## REQUIRED TASK
Your task is to transcribe the records exactly, skipping every image.

** start of DATA SHOWN **

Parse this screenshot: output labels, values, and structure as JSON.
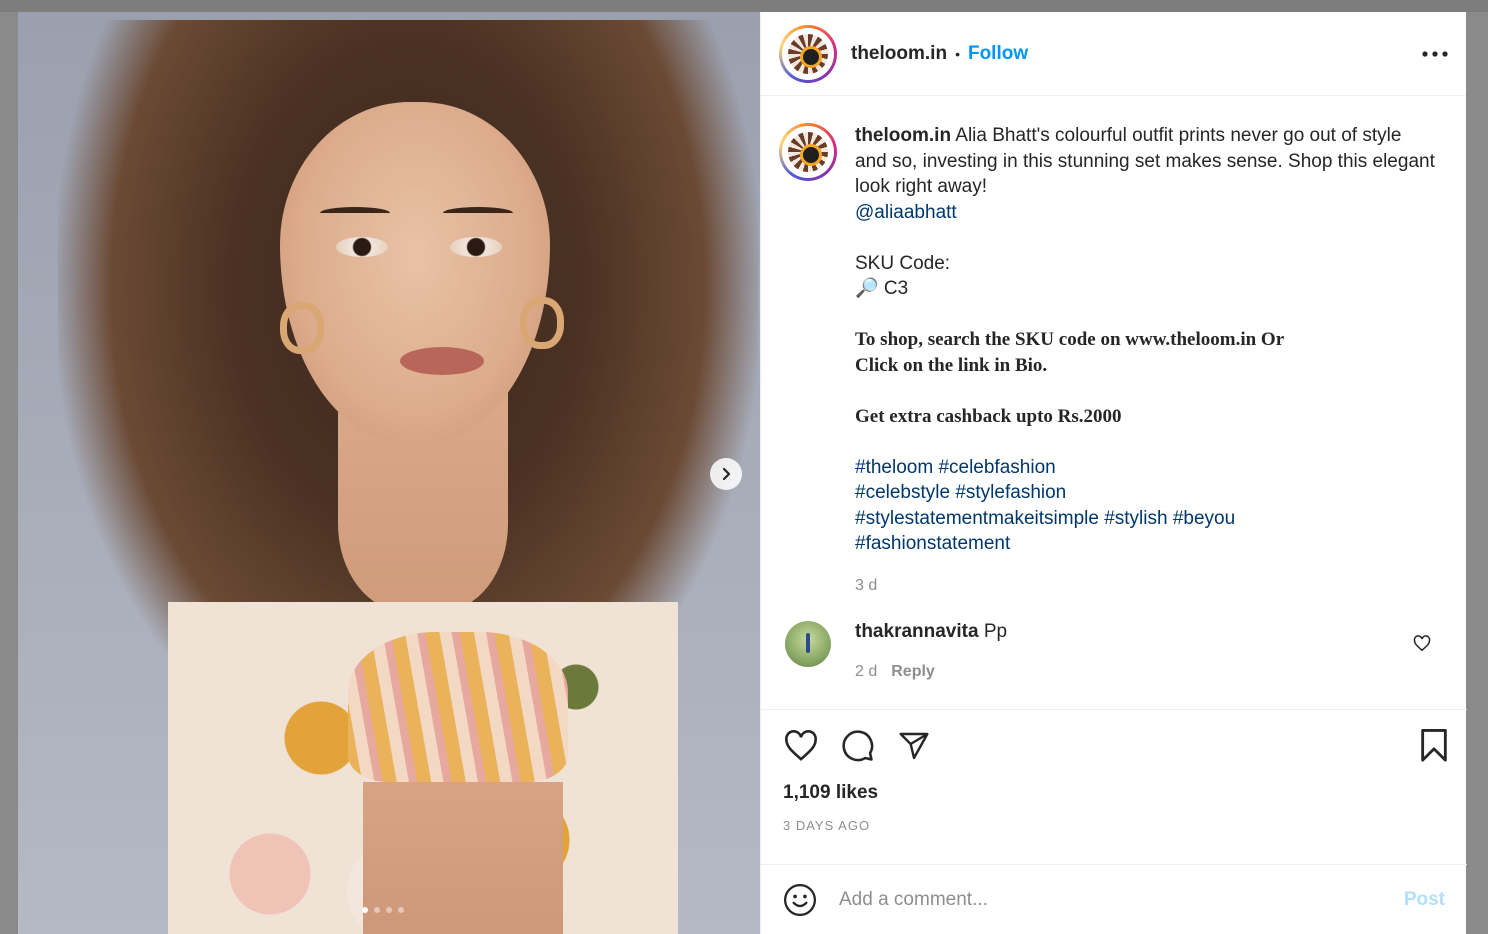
{
  "post": {
    "username": "theloom.in",
    "separator": "•",
    "follow_label": "Follow",
    "more_label": "•••",
    "caption": {
      "username": "theloom.in",
      "text": " Alia Bhatt's colourful outfit prints never go out of style and so, investing in this stunning set makes sense. Shop this elegant look right away!",
      "mention": "@aliaabhatt",
      "sku_label": "SKU Code:",
      "sku_value": "🔎 C3",
      "shop_line_1": "To shop, search the SKU code on www.theloom.in Or",
      "shop_line_2": "Click on the link in Bio.",
      "cashback": "Get extra cashback upto Rs.2000",
      "hashtags_1": "#theloom #celebfashion",
      "hashtags_2": "#celebstyle #stylefashion",
      "hashtags_3": "#stylestatementmakeitsimple #stylish #beyou",
      "hashtags_4": "#fashionstatement",
      "time": "3 d"
    },
    "comment": {
      "username": "thakrannavita",
      "text": " Pp",
      "time": "2 d",
      "reply_label": "Reply"
    },
    "likes": "1,109 likes",
    "posted_ago": "3 DAYS AGO",
    "comment_placeholder": "Add a comment...",
    "post_button": "Post",
    "carousel": {
      "total": 4,
      "active": 1
    }
  },
  "icons": [
    "heart-icon",
    "comment-icon",
    "share-icon",
    "bookmark-icon",
    "emoji-icon",
    "chevron-right-icon",
    "more-icon"
  ],
  "colors": {
    "link": "#00376b",
    "follow": "#0095f6",
    "muted": "#8e8e8e",
    "post_disabled": "#b2dffc"
  }
}
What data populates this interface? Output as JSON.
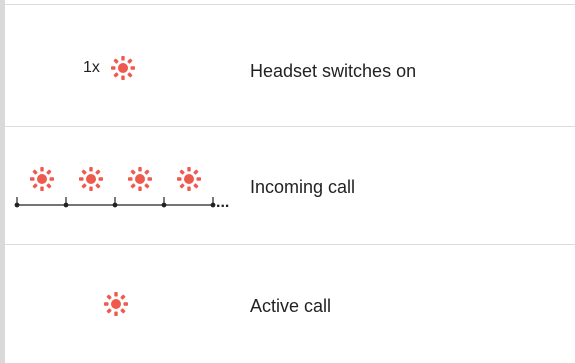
{
  "rows": [
    {
      "count_label": "1x",
      "description": "Headset switches on"
    },
    {
      "description": "Incoming call",
      "timeline_suffix": "..."
    },
    {
      "description": "Active call"
    }
  ],
  "colors": {
    "led": "#ef5a4f",
    "rule": "#dcdcdc",
    "left_bar": "#d9d9d9"
  },
  "icons": [
    "flash-led-icon"
  ]
}
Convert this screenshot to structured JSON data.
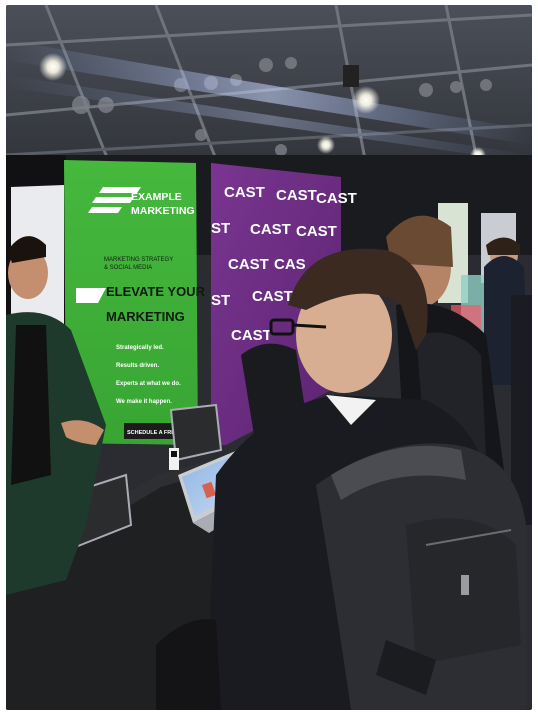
{
  "photo": {
    "green_banner": {
      "brand_line1": "EXAMPLE",
      "brand_line2": "MARKETING",
      "tagline_line1": "MARKETING STRATEGY",
      "tagline_line2": "& SOCIAL MEDIA",
      "headline_line1": "ELEVATE YOUR",
      "headline_line2": "MARKETING",
      "bullet1": "Strategically led.",
      "bullet2": "Results driven.",
      "bullet3": "Experts at what we do.",
      "bullet4": "We make it happen.",
      "cta": "SCHEDULE A FREE CALL"
    },
    "purple_banner": {
      "word": "CAST",
      "partial": "ST",
      "partial_right": "CAS"
    },
    "colors": {
      "green": "#3fae3a",
      "purple": "#6a2c7e",
      "ceiling": "#3b3e46",
      "table": "#1f2022"
    }
  }
}
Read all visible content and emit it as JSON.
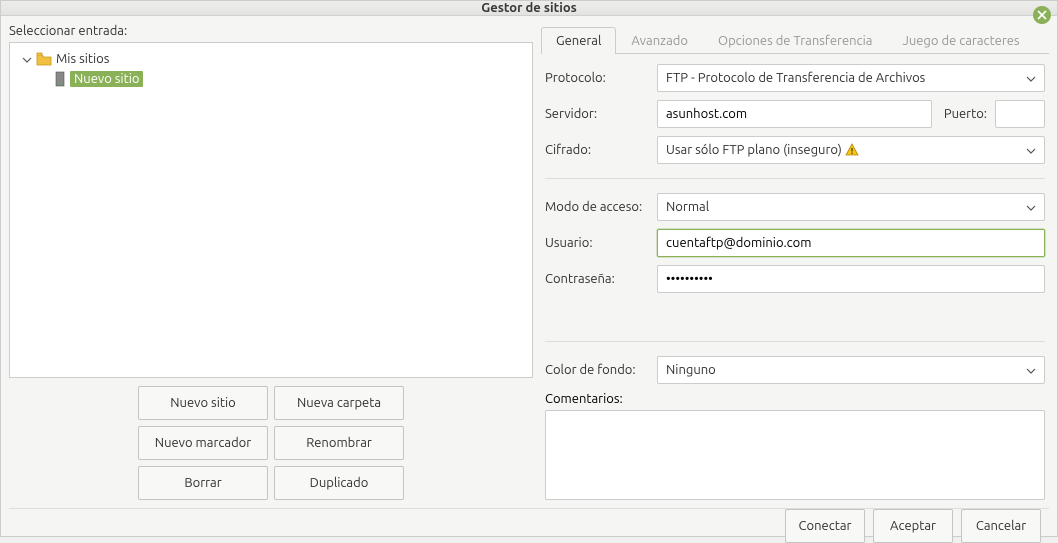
{
  "window": {
    "title": "Gestor de sitios"
  },
  "left": {
    "select_label": "Seleccionar entrada:",
    "root_label": "Mis sitios",
    "site_label": "Nuevo sitio",
    "buttons": {
      "new_site": "Nuevo sitio",
      "new_folder": "Nueva carpeta",
      "new_bookmark": "Nuevo marcador",
      "rename": "Renombrar",
      "delete": "Borrar",
      "duplicate": "Duplicado"
    }
  },
  "tabs": {
    "general": "General",
    "advanced": "Avanzado",
    "transfer": "Opciones de Transferencia",
    "charset": "Juego de caracteres"
  },
  "form": {
    "protocol_label": "Protocolo:",
    "protocol_value": "FTP - Protocolo de Transferencia de Archivos",
    "server_label": "Servidor:",
    "server_value": "asunhost.com",
    "port_label": "Puerto:",
    "port_value": "",
    "encryption_label": "Cifrado:",
    "encryption_value": "Usar sólo FTP plano (inseguro) ",
    "access_label": "Modo de acceso:",
    "access_value": "Normal",
    "user_label": "Usuario:",
    "user_value": "cuentaftp@dominio.com",
    "password_label": "Contraseña:",
    "password_value": "••••••••••",
    "bgcolor_label": "Color de fondo:",
    "bgcolor_value": "Ninguno",
    "comments_label": "Comentarios:",
    "comments_value": ""
  },
  "footer": {
    "connect": "Conectar",
    "accept": "Aceptar",
    "cancel": "Cancelar"
  }
}
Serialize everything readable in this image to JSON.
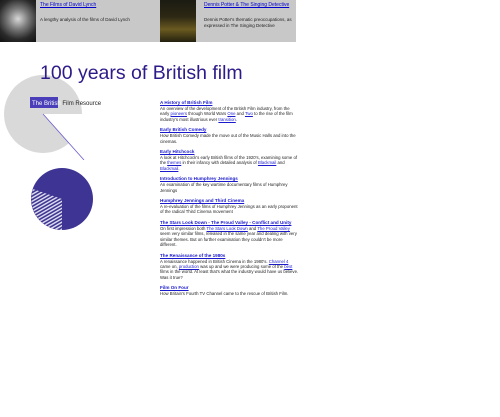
{
  "promos": [
    {
      "title": "The Films of David Lynch",
      "text": "A lengthy analysis of the films of David Lynch"
    },
    {
      "title": "Dennis Potter & The Singing Detective",
      "text": "Dennis Potter's thematic preoccupations, as expressed in The Singing Detective"
    }
  ],
  "page_title": "100 years of British film",
  "logo": {
    "the": "The",
    "brand": "British",
    "rest": "Film Resource"
  },
  "items": [
    {
      "title": "A History of British Film",
      "desc_parts": [
        "An overview of the development of the British Film industry, from the early ",
        "pioneers",
        " through World Wars ",
        "One",
        " and ",
        "Two",
        " to the rise of the film industry's most illustrious ever ",
        "transition",
        "."
      ]
    },
    {
      "title": "Early British Comedy",
      "desc_parts": [
        "How British Comedy made the move out of the Music Halls and into the cinemas."
      ]
    },
    {
      "title": "Early Hitchcock",
      "desc_parts": [
        "A look at Hitchcock's early British films of the 1920's, examining some of the ",
        "themes",
        " in their infancy with detailed analysis of ",
        "Blackmail",
        " and ",
        "Blackmail",
        "."
      ]
    },
    {
      "title": "Introduction to Humphrey Jennings",
      "desc_parts": [
        "An examination of the key wartime documentary films of Humphrey Jennings"
      ]
    },
    {
      "title": "Humphrey Jennings and Third Cinema",
      "desc_parts": [
        "A re-evaluation of the films of Humphrey Jennings as an early proponent of the radical Third Cinema movement"
      ]
    },
    {
      "title": "The Stars Look Down - The Proud Valley - Conflict and Unity",
      "desc_parts": [
        "On first impression both ",
        "The Stars Look Down",
        " and ",
        "The Proud Valley",
        " seem very similar films, released in the same year and dealing with very similar themes. But on further examination they couldn't be more different."
      ]
    },
    {
      "title": "The Renaissance of the 1980s",
      "desc_parts": [
        "A renaissance happened in British Cinema in the 1980's. ",
        "Channel 4",
        " came on, ",
        "production",
        " was up and we were producing some of the ",
        "best",
        " films in the world. At least that's what the industry would have us believe. Was it true?"
      ]
    },
    {
      "title": "Film On Four",
      "desc_parts": [
        "How Britain's Fourth TV Channel came to the rescue of British Film."
      ]
    }
  ]
}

** end of DATA SHOWN **

## SOLUTION TO THIS PROBLEM
Parse this screenshot: output labels, values, and structure as JSON.
{
  "post": {
    "username": "theloom.in",
    "separator": "•",
    "follow_label": "Follow",
    "more_label": "•••",
    "caption": {
      "username": "theloom.in",
      "text": " Alia Bhatt's colourful outfit prints never go out of style and so, investing in this stunning set makes sense. Shop this elegant look right away!",
      "mention": "@aliaabhatt",
      "sku_label": "SKU Code:",
      "sku_value": "🔎 C3",
      "shop_line_1": "To shop, search the SKU code on www.theloom.in Or",
      "shop_line_2": "Click on the link in Bio.",
      "cashback": "Get extra cashback upto Rs.2000",
      "hashtags_1": "#theloom #celebfashion",
      "hashtags_2": "#celebstyle #stylefashion",
      "hashtags_3": "#stylestatementmakeitsimple #stylish #beyou",
      "hashtags_4": "#fashionstatement",
      "time": "3 d"
    },
    "comment": {
      "username": "thakrannavita",
      "text": " Pp",
      "time": "2 d",
      "reply_label": "Reply"
    },
    "likes": "1,109 likes",
    "posted_ago": "3 DAYS AGO",
    "comment_placeholder": "Add a comment...",
    "post_button": "Post",
    "carousel": {
      "total": 4,
      "active": 1
    }
  },
  "icons": [
    "heart-icon",
    "comment-icon",
    "share-icon",
    "bookmark-icon",
    "emoji-icon",
    "chevron-right-icon",
    "more-icon"
  ],
  "colors": {
    "link": "#00376b",
    "follow": "#0095f6",
    "muted": "#8e8e8e",
    "post_disabled": "#b2dffc"
  }
}
What data populates this interface? Output as JSON.
{
  "rows": [
    {
      "count_label": "1x",
      "description": "Headset switches on"
    },
    {
      "description": "Incoming call",
      "timeline_suffix": "..."
    },
    {
      "description": "Active call"
    }
  ],
  "colors": {
    "led": "#ef5a4f",
    "rule": "#dcdcdc",
    "left_bar": "#d9d9d9"
  },
  "icons": [
    "flash-led-icon"
  ]
}
Convert this screenshot to structured JSON data.
{
  "photo": {
    "green_banner": {
      "brand_line1": "EXAMPLE",
      "brand_line2": "MARKETING",
      "tagline_line1": "MARKETING STRATEGY",
      "tagline_line2": "& SOCIAL MEDIA",
      "headline_line1": "ELEVATE YOUR",
      "headline_line2": "MARKETING",
      "bullet1": "Strategically led.",
      "bullet2": "Results driven.",
      "bullet3": "Experts at what we do.",
      "bullet4": "We make it happen.",
      "cta": "SCHEDULE A FREE CALL"
    },
    "purple_banner": {
      "word": "CAST",
      "partial": "ST",
      "partial_right": "CAS"
    },
    "colors": {
      "green": "#3fae3a",
      "purple": "#6a2c7e",
      "ceiling": "#3b3e46",
      "table": "#1f2022"
    }
  }
}
Read all visible content and emit it as JSON.
{
  "window": {
    "title": "Gestor de sitios"
  },
  "left": {
    "select_label": "Seleccionar entrada:",
    "root_label": "Mis sitios",
    "site_label": "Nuevo sitio",
    "buttons": {
      "new_site": "Nuevo sitio",
      "new_folder": "Nueva carpeta",
      "new_bookmark": "Nuevo marcador",
      "rename": "Renombrar",
      "delete": "Borrar",
      "duplicate": "Duplicado"
    }
  },
  "tabs": {
    "general": "General",
    "advanced": "Avanzado",
    "transfer": "Opciones de Transferencia",
    "charset": "Juego de caracteres"
  },
  "form": {
    "protocol_label": "Protocolo:",
    "protocol_value": "FTP - Protocolo de Transferencia de Archivos",
    "server_label": "Servidor:",
    "server_value": "asunhost.com",
    "port_label": "Puerto:",
    "port_value": "",
    "encryption_label": "Cifrado:",
    "encryption_value": "Usar sólo FTP plano (inseguro) ",
    "access_label": "Modo de acceso:",
    "access_value": "Normal",
    "user_label": "Usuario:",
    "user_value": "cuentaftp@dominio.com",
    "password_label": "Contraseña:",
    "password_value": "••••••••••",
    "bgcolor_label": "Color de fondo:",
    "bgcolor_value": "Ninguno",
    "comments_label": "Comentarios:",
    "comments_value": ""
  },
  "footer": {
    "connect": "Conectar",
    "accept": "Aceptar",
    "cancel": "Cancelar"
  }
}
Serialize everything readable in this image to JSON.
{
  "promos": [
    {
      "title": "The Films of David Lynch",
      "text": "A lengthy analysis of the films of David Lynch"
    },
    {
      "title": "Dennis Potter & The Singing Detective",
      "text": "Dennis Potter's thematic preoccupations, as expressed in The Singing Detective"
    }
  ],
  "page_title": "100 years of British film",
  "logo": {
    "the": "The",
    "brand": "British",
    "rest": "Film Resource"
  },
  "items": [
    {
      "title": "A History of British Film",
      "desc_parts": [
        "An overview of the development of the British Film industry, from the early ",
        "pioneers",
        " through World Wars ",
        "One",
        " and ",
        "Two",
        " to the rise of the film industry's most illustrious ever ",
        "transition",
        "."
      ]
    },
    {
      "title": "Early British Comedy",
      "desc_parts": [
        "How British Comedy made the move out of the Music Halls and into the cinemas."
      ]
    },
    {
      "title": "Early Hitchcock",
      "desc_parts": [
        "A look at Hitchcock's early British films of the 1920's, examining some of the ",
        "themes",
        " in their infancy with detailed analysis of ",
        "Blackmail",
        " and ",
        "Blackmail",
        "."
      ]
    },
    {
      "title": "Introduction to Humphrey Jennings",
      "desc_parts": [
        "An examination of the key wartime documentary films of Humphrey Jennings"
      ]
    },
    {
      "title": "Humphrey Jennings and Third Cinema",
      "desc_parts": [
        "A re-evaluation of the films of Humphrey Jennings as an early proponent of the radical Third Cinema movement"
      ]
    },
    {
      "title": "The Stars Look Down - The Proud Valley - Conflict and Unity",
      "desc_parts": [
        "On first impression both ",
        "The Stars Look Down",
        " and ",
        "The Proud Valley",
        " seem very similar films, released in the same year and dealing with very similar themes. But on further examination they couldn't be more different."
      ]
    },
    {
      "title": "The Renaissance of the 1980s",
      "desc_parts": [
        "A renaissance happened in British Cinema in the 1980's. ",
        "Channel 4",
        " came on, ",
        "production",
        " was up and we were producing some of the ",
        "best",
        " films in the world. At least that's what the industry would have us believe. Was it true?"
      ]
    },
    {
      "title": "Film On Four",
      "desc_parts": [
        "How Britain's Fourth TV Channel came to the rescue of British Film."
      ]
    }
  ]
}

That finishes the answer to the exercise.